Exercise description: Will you transcribe the entries that follow, exactly and in full?
*** The data ***
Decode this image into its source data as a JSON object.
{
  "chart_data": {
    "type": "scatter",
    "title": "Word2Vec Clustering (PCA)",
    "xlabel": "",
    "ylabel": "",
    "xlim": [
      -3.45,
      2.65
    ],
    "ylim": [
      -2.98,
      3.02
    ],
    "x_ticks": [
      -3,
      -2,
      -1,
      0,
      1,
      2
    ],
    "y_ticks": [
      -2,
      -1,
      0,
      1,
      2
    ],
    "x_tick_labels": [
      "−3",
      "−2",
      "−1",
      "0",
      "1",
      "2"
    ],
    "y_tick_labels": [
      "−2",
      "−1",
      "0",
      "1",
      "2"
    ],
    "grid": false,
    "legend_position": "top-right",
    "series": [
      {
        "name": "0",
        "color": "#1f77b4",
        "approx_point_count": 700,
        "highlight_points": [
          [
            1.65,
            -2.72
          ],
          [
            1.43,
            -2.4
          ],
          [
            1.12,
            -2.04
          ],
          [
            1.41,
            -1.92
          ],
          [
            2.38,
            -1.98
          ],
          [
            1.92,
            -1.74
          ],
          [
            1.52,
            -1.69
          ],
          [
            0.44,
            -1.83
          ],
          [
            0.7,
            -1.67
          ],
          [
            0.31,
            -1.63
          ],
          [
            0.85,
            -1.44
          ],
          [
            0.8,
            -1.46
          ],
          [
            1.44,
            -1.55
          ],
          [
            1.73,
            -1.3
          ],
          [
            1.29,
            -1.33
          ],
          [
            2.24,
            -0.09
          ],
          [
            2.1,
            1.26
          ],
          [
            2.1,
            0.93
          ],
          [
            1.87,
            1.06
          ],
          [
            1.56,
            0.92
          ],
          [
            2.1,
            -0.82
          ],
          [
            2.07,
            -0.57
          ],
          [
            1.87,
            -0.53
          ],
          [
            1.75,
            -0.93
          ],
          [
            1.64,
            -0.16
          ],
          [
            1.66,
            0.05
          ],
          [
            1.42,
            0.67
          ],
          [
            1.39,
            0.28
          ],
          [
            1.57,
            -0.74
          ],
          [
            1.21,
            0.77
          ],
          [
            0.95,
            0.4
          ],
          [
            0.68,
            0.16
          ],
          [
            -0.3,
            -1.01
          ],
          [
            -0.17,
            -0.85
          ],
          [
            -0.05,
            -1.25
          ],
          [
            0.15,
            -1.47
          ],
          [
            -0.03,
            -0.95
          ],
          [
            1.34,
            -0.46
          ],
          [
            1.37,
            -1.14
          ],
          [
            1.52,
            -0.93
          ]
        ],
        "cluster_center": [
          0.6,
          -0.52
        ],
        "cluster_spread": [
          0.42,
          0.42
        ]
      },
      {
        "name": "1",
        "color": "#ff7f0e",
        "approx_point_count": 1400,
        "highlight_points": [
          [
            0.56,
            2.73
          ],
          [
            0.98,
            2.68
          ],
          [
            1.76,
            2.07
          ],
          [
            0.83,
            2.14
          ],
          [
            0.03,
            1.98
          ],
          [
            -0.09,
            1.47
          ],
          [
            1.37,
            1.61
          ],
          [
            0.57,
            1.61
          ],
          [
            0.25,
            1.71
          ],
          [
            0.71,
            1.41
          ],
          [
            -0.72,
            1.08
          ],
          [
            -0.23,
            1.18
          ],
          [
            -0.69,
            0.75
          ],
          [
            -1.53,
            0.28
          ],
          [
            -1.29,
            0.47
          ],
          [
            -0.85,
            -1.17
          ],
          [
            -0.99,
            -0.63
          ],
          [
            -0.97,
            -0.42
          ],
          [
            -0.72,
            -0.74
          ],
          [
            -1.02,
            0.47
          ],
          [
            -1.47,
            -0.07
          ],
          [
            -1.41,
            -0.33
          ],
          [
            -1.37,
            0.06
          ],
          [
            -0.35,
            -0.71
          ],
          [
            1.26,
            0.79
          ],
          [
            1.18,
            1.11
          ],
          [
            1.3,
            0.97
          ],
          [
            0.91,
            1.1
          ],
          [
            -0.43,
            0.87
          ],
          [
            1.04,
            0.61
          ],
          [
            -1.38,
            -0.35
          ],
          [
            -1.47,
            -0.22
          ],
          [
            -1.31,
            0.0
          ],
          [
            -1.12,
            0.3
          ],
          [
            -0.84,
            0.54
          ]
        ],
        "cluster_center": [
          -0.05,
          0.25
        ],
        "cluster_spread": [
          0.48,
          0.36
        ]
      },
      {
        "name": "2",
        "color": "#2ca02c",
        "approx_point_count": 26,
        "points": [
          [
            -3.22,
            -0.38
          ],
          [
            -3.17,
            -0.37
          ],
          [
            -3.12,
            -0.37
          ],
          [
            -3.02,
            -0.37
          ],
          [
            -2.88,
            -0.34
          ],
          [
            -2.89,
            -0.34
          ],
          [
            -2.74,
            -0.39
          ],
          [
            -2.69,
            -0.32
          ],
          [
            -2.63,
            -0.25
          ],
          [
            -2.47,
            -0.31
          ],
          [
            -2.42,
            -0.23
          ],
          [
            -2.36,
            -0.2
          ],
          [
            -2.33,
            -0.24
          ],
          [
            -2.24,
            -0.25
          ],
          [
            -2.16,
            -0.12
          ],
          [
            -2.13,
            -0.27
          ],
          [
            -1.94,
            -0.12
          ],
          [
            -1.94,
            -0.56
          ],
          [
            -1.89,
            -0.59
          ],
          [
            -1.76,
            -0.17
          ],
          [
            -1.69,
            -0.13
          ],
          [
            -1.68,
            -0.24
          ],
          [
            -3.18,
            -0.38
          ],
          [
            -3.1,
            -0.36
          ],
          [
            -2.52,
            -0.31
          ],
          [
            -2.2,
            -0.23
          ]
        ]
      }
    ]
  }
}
***
Complete response:
Decode this image into its source data as a JSON object.
{
  "chart_data": {
    "type": "scatter",
    "title": "Word2Vec Clustering (PCA)",
    "xlabel": "",
    "ylabel": "",
    "xlim": [
      -3.45,
      2.65
    ],
    "ylim": [
      -2.98,
      3.02
    ],
    "x_ticks": [
      -3,
      -2,
      -1,
      0,
      1,
      2
    ],
    "y_ticks": [
      -2,
      -1,
      0,
      1,
      2
    ],
    "x_tick_labels": [
      "−3",
      "−2",
      "−1",
      "0",
      "1",
      "2"
    ],
    "y_tick_labels": [
      "−2",
      "−1",
      "0",
      "1",
      "2"
    ],
    "grid": false,
    "legend_position": "top-right",
    "series": [
      {
        "name": "0",
        "color": "#1f77b4",
        "approx_point_count": 700,
        "highlight_points": [
          [
            1.65,
            -2.72
          ],
          [
            1.43,
            -2.4
          ],
          [
            1.12,
            -2.04
          ],
          [
            1.41,
            -1.92
          ],
          [
            2.38,
            -1.98
          ],
          [
            1.92,
            -1.74
          ],
          [
            1.52,
            -1.69
          ],
          [
            0.44,
            -1.83
          ],
          [
            0.7,
            -1.67
          ],
          [
            0.31,
            -1.63
          ],
          [
            0.85,
            -1.44
          ],
          [
            0.8,
            -1.46
          ],
          [
            1.44,
            -1.55
          ],
          [
            1.73,
            -1.3
          ],
          [
            1.29,
            -1.33
          ],
          [
            2.24,
            -0.09
          ],
          [
            2.1,
            1.26
          ],
          [
            2.1,
            0.93
          ],
          [
            1.87,
            1.06
          ],
          [
            1.56,
            0.92
          ],
          [
            2.1,
            -0.82
          ],
          [
            2.07,
            -0.57
          ],
          [
            1.87,
            -0.53
          ],
          [
            1.75,
            -0.93
          ],
          [
            1.64,
            -0.16
          ],
          [
            1.66,
            0.05
          ],
          [
            1.42,
            0.67
          ],
          [
            1.39,
            0.28
          ],
          [
            1.57,
            -0.74
          ],
          [
            1.21,
            0.77
          ],
          [
            0.95,
            0.4
          ],
          [
            0.68,
            0.16
          ],
          [
            -0.3,
            -1.01
          ],
          [
            -0.17,
            -0.85
          ],
          [
            -0.05,
            -1.25
          ],
          [
            0.15,
            -1.47
          ],
          [
            -0.03,
            -0.95
          ],
          [
            1.34,
            -0.46
          ],
          [
            1.37,
            -1.14
          ],
          [
            1.52,
            -0.93
          ]
        ],
        "cluster_center": [
          0.6,
          -0.52
        ],
        "cluster_spread": [
          0.42,
          0.42
        ]
      },
      {
        "name": "1",
        "color": "#ff7f0e",
        "approx_point_count": 1400,
        "highlight_points": [
          [
            0.56,
            2.73
          ],
          [
            0.98,
            2.68
          ],
          [
            1.76,
            2.07
          ],
          [
            0.83,
            2.14
          ],
          [
            0.03,
            1.98
          ],
          [
            -0.09,
            1.47
          ],
          [
            1.37,
            1.61
          ],
          [
            0.57,
            1.61
          ],
          [
            0.25,
            1.71
          ],
          [
            0.71,
            1.41
          ],
          [
            -0.72,
            1.08
          ],
          [
            -0.23,
            1.18
          ],
          [
            -0.69,
            0.75
          ],
          [
            -1.53,
            0.28
          ],
          [
            -1.29,
            0.47
          ],
          [
            -0.85,
            -1.17
          ],
          [
            -0.99,
            -0.63
          ],
          [
            -0.97,
            -0.42
          ],
          [
            -0.72,
            -0.74
          ],
          [
            -1.02,
            0.47
          ],
          [
            -1.47,
            -0.07
          ],
          [
            -1.41,
            -0.33
          ],
          [
            -1.37,
            0.06
          ],
          [
            -0.35,
            -0.71
          ],
          [
            1.26,
            0.79
          ],
          [
            1.18,
            1.11
          ],
          [
            1.3,
            0.97
          ],
          [
            0.91,
            1.1
          ],
          [
            -0.43,
            0.87
          ],
          [
            1.04,
            0.61
          ],
          [
            -1.38,
            -0.35
          ],
          [
            -1.47,
            -0.22
          ],
          [
            -1.31,
            0.0
          ],
          [
            -1.12,
            0.3
          ],
          [
            -0.84,
            0.54
          ]
        ],
        "cluster_center": [
          -0.05,
          0.25
        ],
        "cluster_spread": [
          0.48,
          0.36
        ]
      },
      {
        "name": "2",
        "color": "#2ca02c",
        "approx_point_count": 26,
        "points": [
          [
            -3.22,
            -0.38
          ],
          [
            -3.17,
            -0.37
          ],
          [
            -3.12,
            -0.37
          ],
          [
            -3.02,
            -0.37
          ],
          [
            -2.88,
            -0.34
          ],
          [
            -2.89,
            -0.34
          ],
          [
            -2.74,
            -0.39
          ],
          [
            -2.69,
            -0.32
          ],
          [
            -2.63,
            -0.25
          ],
          [
            -2.47,
            -0.31
          ],
          [
            -2.42,
            -0.23
          ],
          [
            -2.36,
            -0.2
          ],
          [
            -2.33,
            -0.24
          ],
          [
            -2.24,
            -0.25
          ],
          [
            -2.16,
            -0.12
          ],
          [
            -2.13,
            -0.27
          ],
          [
            -1.94,
            -0.12
          ],
          [
            -1.94,
            -0.56
          ],
          [
            -1.89,
            -0.59
          ],
          [
            -1.76,
            -0.17
          ],
          [
            -1.69,
            -0.13
          ],
          [
            -1.68,
            -0.24
          ],
          [
            -3.18,
            -0.38
          ],
          [
            -3.1,
            -0.36
          ],
          [
            -2.52,
            -0.31
          ],
          [
            -2.2,
            -0.23
          ]
        ]
      }
    ]
  }
}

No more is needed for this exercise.